Task instructions:
Please write out the material below exactly as given.

Exercise materials:
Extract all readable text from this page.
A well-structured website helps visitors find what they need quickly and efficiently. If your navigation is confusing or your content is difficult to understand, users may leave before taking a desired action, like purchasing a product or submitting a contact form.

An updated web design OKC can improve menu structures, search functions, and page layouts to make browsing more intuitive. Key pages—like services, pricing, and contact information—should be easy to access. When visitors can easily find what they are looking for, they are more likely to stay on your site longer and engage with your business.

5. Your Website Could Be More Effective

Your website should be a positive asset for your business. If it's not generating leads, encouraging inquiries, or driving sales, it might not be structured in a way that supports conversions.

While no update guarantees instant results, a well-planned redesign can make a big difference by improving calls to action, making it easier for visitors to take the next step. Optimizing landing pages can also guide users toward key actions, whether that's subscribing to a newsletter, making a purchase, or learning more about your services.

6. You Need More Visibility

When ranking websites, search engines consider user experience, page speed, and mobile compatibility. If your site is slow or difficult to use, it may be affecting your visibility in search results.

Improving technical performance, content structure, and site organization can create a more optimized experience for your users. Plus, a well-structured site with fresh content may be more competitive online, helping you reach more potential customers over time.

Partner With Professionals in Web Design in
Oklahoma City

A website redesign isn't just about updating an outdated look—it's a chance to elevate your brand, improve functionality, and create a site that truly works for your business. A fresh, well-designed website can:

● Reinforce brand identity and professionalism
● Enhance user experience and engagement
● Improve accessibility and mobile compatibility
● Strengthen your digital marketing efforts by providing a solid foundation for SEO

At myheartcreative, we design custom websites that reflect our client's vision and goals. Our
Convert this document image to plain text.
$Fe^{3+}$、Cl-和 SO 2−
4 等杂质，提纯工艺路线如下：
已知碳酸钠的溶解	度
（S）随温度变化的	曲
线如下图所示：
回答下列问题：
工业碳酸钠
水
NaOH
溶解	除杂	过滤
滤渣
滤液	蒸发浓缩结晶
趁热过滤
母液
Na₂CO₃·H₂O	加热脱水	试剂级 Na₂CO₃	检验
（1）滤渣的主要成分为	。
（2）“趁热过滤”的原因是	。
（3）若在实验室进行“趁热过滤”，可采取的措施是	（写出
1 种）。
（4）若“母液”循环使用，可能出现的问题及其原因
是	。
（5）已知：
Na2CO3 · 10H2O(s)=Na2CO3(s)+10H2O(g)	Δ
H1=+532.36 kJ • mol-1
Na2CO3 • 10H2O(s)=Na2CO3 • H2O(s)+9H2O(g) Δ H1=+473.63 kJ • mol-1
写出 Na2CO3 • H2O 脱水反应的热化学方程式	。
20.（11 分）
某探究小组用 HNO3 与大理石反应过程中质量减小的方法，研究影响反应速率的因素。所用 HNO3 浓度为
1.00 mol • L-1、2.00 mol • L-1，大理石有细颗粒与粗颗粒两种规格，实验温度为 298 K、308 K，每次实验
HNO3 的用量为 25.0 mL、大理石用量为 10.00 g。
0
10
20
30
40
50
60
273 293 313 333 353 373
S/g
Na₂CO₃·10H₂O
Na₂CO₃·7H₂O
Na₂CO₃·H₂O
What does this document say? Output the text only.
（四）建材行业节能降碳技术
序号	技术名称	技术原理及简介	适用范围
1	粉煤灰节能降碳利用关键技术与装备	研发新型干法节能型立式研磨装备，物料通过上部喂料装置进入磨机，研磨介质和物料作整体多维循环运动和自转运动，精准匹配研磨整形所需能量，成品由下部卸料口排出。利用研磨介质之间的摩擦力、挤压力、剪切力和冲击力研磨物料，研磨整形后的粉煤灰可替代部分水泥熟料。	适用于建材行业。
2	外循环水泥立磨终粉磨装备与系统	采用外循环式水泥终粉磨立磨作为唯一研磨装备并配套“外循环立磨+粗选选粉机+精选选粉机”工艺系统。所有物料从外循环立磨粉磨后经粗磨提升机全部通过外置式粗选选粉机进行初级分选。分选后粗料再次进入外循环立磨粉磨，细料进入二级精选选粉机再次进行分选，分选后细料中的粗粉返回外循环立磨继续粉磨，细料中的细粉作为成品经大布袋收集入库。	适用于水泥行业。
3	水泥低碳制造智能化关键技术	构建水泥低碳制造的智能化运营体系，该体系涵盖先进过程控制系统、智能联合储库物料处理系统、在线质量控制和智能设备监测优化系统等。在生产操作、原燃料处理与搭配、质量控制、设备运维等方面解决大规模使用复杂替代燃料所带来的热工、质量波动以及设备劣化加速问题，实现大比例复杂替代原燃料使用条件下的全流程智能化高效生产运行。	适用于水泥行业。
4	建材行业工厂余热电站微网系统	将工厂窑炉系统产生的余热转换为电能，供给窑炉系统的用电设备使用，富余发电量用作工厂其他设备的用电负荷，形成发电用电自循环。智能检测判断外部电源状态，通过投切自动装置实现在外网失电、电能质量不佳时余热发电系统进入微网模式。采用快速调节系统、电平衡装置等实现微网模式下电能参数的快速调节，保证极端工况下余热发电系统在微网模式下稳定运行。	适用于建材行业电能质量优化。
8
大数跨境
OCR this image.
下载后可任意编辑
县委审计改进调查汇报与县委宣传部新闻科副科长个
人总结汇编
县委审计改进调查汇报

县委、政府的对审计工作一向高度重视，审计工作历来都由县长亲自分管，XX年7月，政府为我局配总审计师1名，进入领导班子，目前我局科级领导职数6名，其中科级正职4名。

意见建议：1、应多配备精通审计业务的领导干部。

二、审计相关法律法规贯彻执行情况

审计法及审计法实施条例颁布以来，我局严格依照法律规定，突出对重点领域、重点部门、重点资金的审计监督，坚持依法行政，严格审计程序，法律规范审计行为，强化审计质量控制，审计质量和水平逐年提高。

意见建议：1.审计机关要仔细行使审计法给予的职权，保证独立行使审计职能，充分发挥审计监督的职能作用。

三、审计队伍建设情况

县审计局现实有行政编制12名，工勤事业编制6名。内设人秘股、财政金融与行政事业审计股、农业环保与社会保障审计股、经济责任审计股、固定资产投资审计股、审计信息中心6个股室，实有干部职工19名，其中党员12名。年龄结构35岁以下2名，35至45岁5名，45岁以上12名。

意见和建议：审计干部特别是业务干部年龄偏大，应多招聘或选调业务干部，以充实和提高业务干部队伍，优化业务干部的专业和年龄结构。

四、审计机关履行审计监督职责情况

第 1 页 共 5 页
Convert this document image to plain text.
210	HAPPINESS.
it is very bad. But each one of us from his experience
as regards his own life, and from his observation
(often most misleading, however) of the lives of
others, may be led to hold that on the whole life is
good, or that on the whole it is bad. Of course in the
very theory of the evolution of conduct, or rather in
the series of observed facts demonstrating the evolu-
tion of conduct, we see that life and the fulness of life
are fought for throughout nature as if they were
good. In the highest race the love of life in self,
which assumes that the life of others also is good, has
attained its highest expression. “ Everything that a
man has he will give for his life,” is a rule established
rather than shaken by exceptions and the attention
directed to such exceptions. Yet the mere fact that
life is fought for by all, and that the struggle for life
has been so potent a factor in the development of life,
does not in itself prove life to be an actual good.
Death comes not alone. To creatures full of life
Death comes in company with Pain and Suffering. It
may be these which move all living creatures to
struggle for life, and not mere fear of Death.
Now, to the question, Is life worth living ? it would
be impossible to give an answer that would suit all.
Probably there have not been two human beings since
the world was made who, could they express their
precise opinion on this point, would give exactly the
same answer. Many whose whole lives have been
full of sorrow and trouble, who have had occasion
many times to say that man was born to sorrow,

Task solution:
Extract all readable text from this page.
A well-structured website helps visitors find what they need quickly and efficiently. If your navigation is confusing or your content is difficult to understand, users may leave before taking a desired action, like purchasing a product or submitting a contact form.

An updated web design OKC can improve menu structures, search functions, and page layouts to make browsing more intuitive. Key pages—like services, pricing, and contact information—should be easy to access. When visitors can easily find what they are looking for, they are more likely to stay on your site longer and engage with your business.

5. Your Website Could Be More Effective

Your website should be a positive asset for your business. If it's not generating leads, encouraging inquiries, or driving sales, it might not be structured in a way that supports conversions.

While no update guarantees instant results, a well-planned redesign can make a big difference by improving calls to action, making it easier for visitors to take the next step. Optimizing landing pages can also guide users toward key actions, whether that's subscribing to a newsletter, making a purchase, or learning more about your services.

6. You Need More Visibility

When ranking websites, search engines consider user experience, page speed, and mobile compatibility. If your site is slow or difficult to use, it may be affecting your visibility in search results.

Improving technical performance, content structure, and site organization can create a more optimized experience for your users. Plus, a well-structured site with fresh content may be more competitive online, helping you reach more potential customers over time.

Partner With Professionals in Web Design in
Oklahoma City

A website redesign isn't just about updating an outdated look—it's a chance to elevate your brand, improve functionality, and create a site that truly works for your business. A fresh, well-designed website can:

● Reinforce brand identity and professionalism
● Enhance user experience and engagement
● Improve accessibility and mobile compatibility
● Strengthen your digital marketing efforts by providing a solid foundation for SEO

At myheartcreative, we design custom websites that reflect our client's vision and goals. Our
Convert this document image to plain text.
$Fe^{3+}$、Cl-和 SO 2−
4 等杂质，提纯工艺路线如下：
已知碳酸钠的溶解	度
（S）随温度变化的	曲
线如下图所示：
回答下列问题：
工业碳酸钠
水
NaOH
溶解	除杂	过滤
滤渣
滤液	蒸发浓缩结晶
趁热过滤
母液
Na₂CO₃·H₂O	加热脱水	试剂级 Na₂CO₃	检验
（1）滤渣的主要成分为	。
（2）“趁热过滤”的原因是	。
（3）若在实验室进行“趁热过滤”，可采取的措施是	（写出
1 种）。
（4）若“母液”循环使用，可能出现的问题及其原因
是	。
（5）已知：
Na2CO3 · 10H2O(s)=Na2CO3(s)+10H2O(g)	Δ
H1=+532.36 kJ • mol-1
Na2CO3 • 10H2O(s)=Na2CO3 • H2O(s)+9H2O(g) Δ H1=+473.63 kJ • mol-1
写出 Na2CO3 • H2O 脱水反应的热化学方程式	。
20.（11 分）
某探究小组用 HNO3 与大理石反应过程中质量减小的方法，研究影响反应速率的因素。所用 HNO3 浓度为
1.00 mol • L-1、2.00 mol • L-1，大理石有细颗粒与粗颗粒两种规格，实验温度为 298 K、308 K，每次实验
HNO3 的用量为 25.0 mL、大理石用量为 10.00 g。
0
10
20
30
40
50
60
273 293 313 333 353 373
S/g
Na₂CO₃·10H₂O
Na₂CO₃·7H₂O
Na₂CO₃·H₂O
What does this document say? Output the text only.
（四）建材行业节能降碳技术
序号	技术名称	技术原理及简介	适用范围
1	粉煤灰节能降碳利用关键技术与装备	研发新型干法节能型立式研磨装备，物料通过上部喂料装置进入磨机，研磨介质和物料作整体多维循环运动和自转运动，精准匹配研磨整形所需能量，成品由下部卸料口排出。利用研磨介质之间的摩擦力、挤压力、剪切力和冲击力研磨物料，研磨整形后的粉煤灰可替代部分水泥熟料。	适用于建材行业。
2	外循环水泥立磨终粉磨装备与系统	采用外循环式水泥终粉磨立磨作为唯一研磨装备并配套“外循环立磨+粗选选粉机+精选选粉机”工艺系统。所有物料从外循环立磨粉磨后经粗磨提升机全部通过外置式粗选选粉机进行初级分选。分选后粗料再次进入外循环立磨粉磨，细料进入二级精选选粉机再次进行分选，分选后细料中的粗粉返回外循环立磨继续粉磨，细料中的细粉作为成品经大布袋收集入库。	适用于水泥行业。
3	水泥低碳制造智能化关键技术	构建水泥低碳制造的智能化运营体系，该体系涵盖先进过程控制系统、智能联合储库物料处理系统、在线质量控制和智能设备监测优化系统等。在生产操作、原燃料处理与搭配、质量控制、设备运维等方面解决大规模使用复杂替代燃料所带来的热工、质量波动以及设备劣化加速问题，实现大比例复杂替代原燃料使用条件下的全流程智能化高效生产运行。	适用于水泥行业。
4	建材行业工厂余热电站微网系统	将工厂窑炉系统产生的余热转换为电能，供给窑炉系统的用电设备使用，富余发电量用作工厂其他设备的用电负荷，形成发电用电自循环。智能检测判断外部电源状态，通过投切自动装置实现在外网失电、电能质量不佳时余热发电系统进入微网模式。采用快速调节系统、电平衡装置等实现微网模式下电能参数的快速调节，保证极端工况下余热发电系统在微网模式下稳定运行。	适用于建材行业电能质量优化。
8
大数跨境
OCR this image.
下载后可任意编辑
县委审计改进调查汇报与县委宣传部新闻科副科长个
人总结汇编
县委审计改进调查汇报

县委、政府的对审计工作一向高度重视，审计工作历来都由县长亲自分管，XX年7月，政府为我局配总审计师1名，进入领导班子，目前我局科级领导职数6名，其中科级正职4名。

意见建议：1、应多配备精通审计业务的领导干部。

二、审计相关法律法规贯彻执行情况

审计法及审计法实施条例颁布以来，我局严格依照法律规定，突出对重点领域、重点部门、重点资金的审计监督，坚持依法行政，严格审计程序，法律规范审计行为，强化审计质量控制，审计质量和水平逐年提高。

意见建议：1.审计机关要仔细行使审计法给予的职权，保证独立行使审计职能，充分发挥审计监督的职能作用。

三、审计队伍建设情况

县审计局现实有行政编制12名，工勤事业编制6名。内设人秘股、财政金融与行政事业审计股、农业环保与社会保障审计股、经济责任审计股、固定资产投资审计股、审计信息中心6个股室，实有干部职工19名，其中党员12名。年龄结构35岁以下2名，35至45岁5名，45岁以上12名。

意见和建议：审计干部特别是业务干部年龄偏大，应多招聘或选调业务干部，以充实和提高业务干部队伍，优化业务干部的专业和年龄结构。

四、审计机关履行审计监督职责情况

第 1 页 共 5 页
Convert this document image to plain text.
210	HAPPINESS.
it is very bad. But each one of us from his experience
as regards his own life, and from his observation
(often most misleading, however) of the lives of
others, may be led to hold that on the whole life is
good, or that on the whole it is bad. Of course in the
very theory of the evolution of conduct, or rather in
the series of observed facts demonstrating the evolu-
tion of conduct, we see that life and the fulness of life
are fought for throughout nature as if they were
good. In the highest race the love of life in self,
which assumes that the life of others also is good, has
attained its highest expression. “ Everything that a
man has he will give for his life,” is a rule established
rather than shaken by exceptions and the attention
directed to such exceptions. Yet the mere fact that
life is fought for by all, and that the struggle for life
has been so potent a factor in the development of life,
does not in itself prove life to be an actual good.
Death comes not alone. To creatures full of life
Death comes in company with Pain and Suffering. It
may be these which move all living creatures to
struggle for life, and not mere fear of Death.
Now, to the question, Is life worth living ? it would
be impossible to give an answer that would suit all.
Probably there have not been two human beings since
the world was made who, could they express their
precise opinion on this point, would give exactly the
same answer. Many whose whole lives have been
full of sorrow and trouble, who have had occasion
many times to say that man was born to sorrow,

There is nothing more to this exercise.